• **WRITTEN REQUEST**:
Copy these records word for word, covering all of them, and omit the pictures from your copy.

• **SUPPLIED DATA**:
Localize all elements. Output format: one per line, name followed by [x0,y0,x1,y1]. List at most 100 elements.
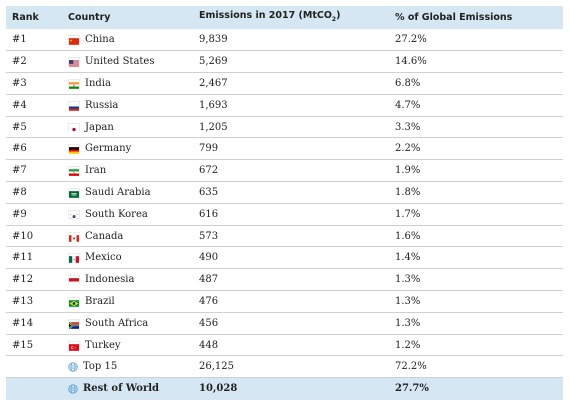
japan-flag-icon [68,122,80,133]
table-row: #1 China 9,839 27.2% [6,29,563,51]
emissions-cell: 9,839 [199,34,228,46]
globe-icon [68,362,78,372]
country-cell: Turkey [62,334,193,356]
rank-cell: #5 [12,121,27,133]
country-name: Turkey [85,339,121,351]
rank-column-header: Rank [12,12,39,23]
country-cell: China [62,29,193,51]
rank-cell [6,356,62,378]
emissions-header-text: Emissions in 2017 (MtCO [199,10,332,22]
country-name: Indonesia [85,274,135,286]
emissions-cell: 487 [199,274,219,286]
country-cell: Iran [62,160,193,182]
percent-cell: 6.8% [395,77,421,89]
percent-cell: 3.3% [395,121,421,133]
table-row: #13 Brazil 476 1.3% [6,291,563,313]
country-column-header: Country [68,12,111,23]
percent-column-header: % of Global Emissions [395,12,513,23]
country-cell: Japan [62,116,193,138]
rank-cell: #15 [12,339,34,351]
emissions-cell: 672 [199,165,219,177]
emissions-cell: 616 [199,208,219,220]
emissions-cell: 1,205 [199,121,228,133]
emissions-cell: 456 [199,317,219,329]
united-states-flag-icon [68,57,80,68]
emissions-table-container: Rank Country Emissions in 2017 (MtCO2) %… [6,6,563,400]
emissions-header-subscript: 2 [331,15,337,23]
table-row: #4 Russia 1,693 4.7% [6,94,563,117]
turkey-flag-icon [68,340,80,351]
percent-cell: 2.2% [395,143,421,155]
percent-cell: 27.2% [395,34,427,46]
globe-icon [68,384,78,394]
china-flag-icon [68,35,80,45]
table-row: #15 Turkey 448 1.2% [6,334,563,356]
percent-cell: 1.7% [395,208,421,220]
south-africa-flag-icon [68,318,80,330]
iran-flag-icon [68,166,80,177]
country-name: Top 15 [83,361,118,373]
emissions-header-close: ) [336,10,341,22]
canada-flag-icon [68,231,80,242]
country-name: India [85,77,111,89]
country-name: South Africa [85,317,149,329]
rank-cell: #6 [12,143,27,155]
table-row: #14 South Africa 456 1.3% [6,312,563,335]
table-row: #7 Iran 672 1.9% [6,160,563,182]
country-cell: Indonesia [62,269,193,291]
country-name: Russia [85,99,119,111]
table-row: #9 South Korea 616 1.7% [6,203,563,226]
emissions-cell: 573 [199,230,219,242]
country-name: United States [85,56,155,68]
country-cell: United States [62,51,193,73]
country-cell: Saudi Arabia [62,182,193,204]
brazil-flag-icon [68,296,80,307]
percent-cell: 1.9% [395,165,421,177]
table-row: #8 Saudi Arabia 635 1.8% [6,182,563,204]
rank-cell [6,378,62,400]
rank-cell: #9 [12,208,27,220]
percent-cell: 72.2% [395,361,427,373]
emissions-cell: 799 [199,143,219,155]
emissions-column-header: Emissions in 2017 (MtCO2) [193,6,389,29]
india-flag-icon [68,78,80,89]
table-row: #10 Canada 573 1.6% [6,225,563,247]
emissions-cell: 2,467 [199,77,228,89]
country-name: Iran [85,165,107,177]
rank-cell: #8 [12,186,27,198]
table-body: #1 China 9,839 27.2% #2 United States 5,269 14.… [6,29,563,400]
country-name: Mexico [85,252,122,264]
emissions-cell: 5,269 [199,56,228,68]
rank-cell: #14 [12,317,34,329]
country-cell: Rest of World [62,378,193,400]
table-row: #11 Mexico 490 1.4% [6,247,563,269]
percent-cell: 1.2% [395,339,421,351]
rank-cell: #2 [12,56,27,68]
rank-cell: #1 [12,34,27,46]
emissions-cell: 635 [199,186,219,198]
emissions-cell: 10,028 [199,383,238,395]
rank-cell: #12 [12,274,34,286]
country-cell: Canada [62,225,193,247]
rank-cell: #4 [12,99,27,111]
table-row: #5 Japan 1,205 3.3% [6,116,563,138]
country-cell: Russia [62,94,193,116]
percent-cell: 4.7% [395,99,421,111]
emissions-cell: 448 [199,339,219,351]
rank-cell: #13 [12,295,34,307]
country-name: China [85,34,115,46]
south-korea-flag-icon [68,209,80,220]
rank-cell: #3 [12,77,27,89]
table-row: #12 Indonesia 487 1.3% [6,269,563,291]
country-cell: India [62,73,193,95]
emissions-cell: 476 [199,295,219,307]
country-cell: Top 15 [62,356,193,378]
country-cell: Brazil [62,291,193,313]
table-row: Rest of World 10,028 27.7% [6,377,563,400]
percent-cell: 27.7% [395,383,429,395]
emissions-cell: 26,125 [199,361,234,373]
table-row: Top 15 26,125 72.2% [6,356,563,378]
country-cell: Mexico [62,247,193,269]
country-name: Germany [85,143,132,155]
emissions-table: Rank Country Emissions in 2017 (MtCO2) %… [6,6,563,400]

• **WRITTEN SOLUTION**:
Localize all elements. Output format: one per line, name followed by [x0,y0,x1,y1]. List at most 100 elements.
japan-flag-icon [68,122,80,133]
table-row: #1 China 9,839 27.2% [6,29,563,51]
emissions-cell: 9,839 [199,34,228,46]
globe-icon [68,362,78,372]
country-cell: Turkey [62,334,193,356]
rank-cell: #5 [12,121,27,133]
country-name: Turkey [85,339,121,351]
rank-column-header: Rank [12,12,39,23]
country-cell: China [62,29,193,51]
rank-cell [6,356,62,378]
emissions-header-text: Emissions in 2017 (MtCO [199,10,332,22]
country-name: Indonesia [85,274,135,286]
emissions-cell: 487 [199,274,219,286]
country-cell: Iran [62,160,193,182]
percent-cell: 6.8% [395,77,421,89]
percent-cell: 3.3% [395,121,421,133]
table-row: #13 Brazil 476 1.3% [6,291,563,313]
country-column-header: Country [68,12,111,23]
percent-column-header: % of Global Emissions [395,12,513,23]
country-cell: Japan [62,116,193,138]
rank-cell: #15 [12,339,34,351]
emissions-cell: 672 [199,165,219,177]
emissions-cell: 616 [199,208,219,220]
emissions-cell: 1,205 [199,121,228,133]
emissions-cell: 456 [199,317,219,329]
united-states-flag-icon [68,57,80,68]
emissions-table-container: Rank Country Emissions in 2017 (MtCO2) %… [6,6,563,400]
emissions-header-subscript: 2 [331,15,337,23]
table-row: #4 Russia 1,693 4.7% [6,94,563,117]
turkey-flag-icon [68,340,80,351]
percent-cell: 2.2% [395,143,421,155]
percent-cell: 27.2% [395,34,427,46]
globe-icon [68,384,78,394]
china-flag-icon [68,35,80,45]
table-row: #15 Turkey 448 1.2% [6,334,563,356]
percent-cell: 1.7% [395,208,421,220]
south-africa-flag-icon [68,318,80,330]
iran-flag-icon [68,166,80,177]
country-name: Top 15 [83,361,118,373]
emissions-header-close: ) [336,10,341,22]
canada-flag-icon [68,231,80,242]
country-name: India [85,77,111,89]
country-name: South Africa [85,317,149,329]
rank-cell: #6 [12,143,27,155]
table-row: #14 South Africa 456 1.3% [6,312,563,335]
table-row: #7 Iran 672 1.9% [6,160,563,182]
country-cell: Indonesia [62,269,193,291]
country-name: Russia [85,99,119,111]
table-row: #9 South Korea 616 1.7% [6,203,563,226]
emissions-cell: 573 [199,230,219,242]
country-name: United States [85,56,155,68]
country-cell: United States [62,51,193,73]
country-cell: Saudi Arabia [62,182,193,204]
brazil-flag-icon [68,296,80,307]
percent-cell: 1.9% [395,165,421,177]
table-row: #8 Saudi Arabia 635 1.8% [6,182,563,204]
rank-cell [6,378,62,400]
rank-cell: #9 [12,208,27,220]
percent-cell: 72.2% [395,361,427,373]
emissions-cell: 799 [199,143,219,155]
emissions-column-header: Emissions in 2017 (MtCO2) [193,6,389,29]
india-flag-icon [68,78,80,89]
table-row: #10 Canada 573 1.6% [6,225,563,247]
emissions-cell: 2,467 [199,77,228,89]
country-name: Iran [85,165,107,177]
rank-cell: #8 [12,186,27,198]
table-body: #1 China 9,839 27.2% #2 United States 5,269 14.… [6,29,563,400]
country-name: Mexico [85,252,122,264]
emissions-cell: 5,269 [199,56,228,68]
rank-cell: #14 [12,317,34,329]
country-cell: Rest of World [62,378,193,400]
table-row: #11 Mexico 490 1.4% [6,247,563,269]
percent-cell: 1.2% [395,339,421,351]
rank-cell: #2 [12,56,27,68]
rank-cell: #1 [12,34,27,46]
emissions-cell: 635 [199,186,219,198]
emissions-cell: 10,028 [199,383,238,395]
rank-cell: #12 [12,274,34,286]
country-cell: Canada [62,225,193,247]
rank-cell: #4 [12,99,27,111]
table-row: #5 Japan 1,205 3.3% [6,116,563,138]
country-cell: Russia [62,94,193,116]
percent-cell: 4.7% [395,99,421,111]
emissions-cell: 448 [199,339,219,351]
rank-cell: #13 [12,295,34,307]
country-name: China [85,34,115,46]
south-korea-flag-icon [68,209,80,220]
rank-cell: #3 [12,77,27,89]
table-row: #12 Indonesia 487 1.3% [6,269,563,291]
country-cell: India [62,73,193,95]
emissions-cell: 476 [199,295,219,307]
country-cell: Top 15 [62,356,193,378]
country-cell: Brazil [62,291,193,313]
table-row: Rest of World 10,028 27.7% [6,377,563,400]
percent-cell: 27.7% [395,383,429,395]
emissions-cell: 26,125 [199,361,234,373]
table-row: Top 15 26,125 72.2% [6,356,563,378]
country-cell: Mexico [62,247,193,269]
country-name: Germany [85,143,132,155]
emissions-table: Rank Country Emissions in 2017 (MtCO2) %… [6,6,563,400]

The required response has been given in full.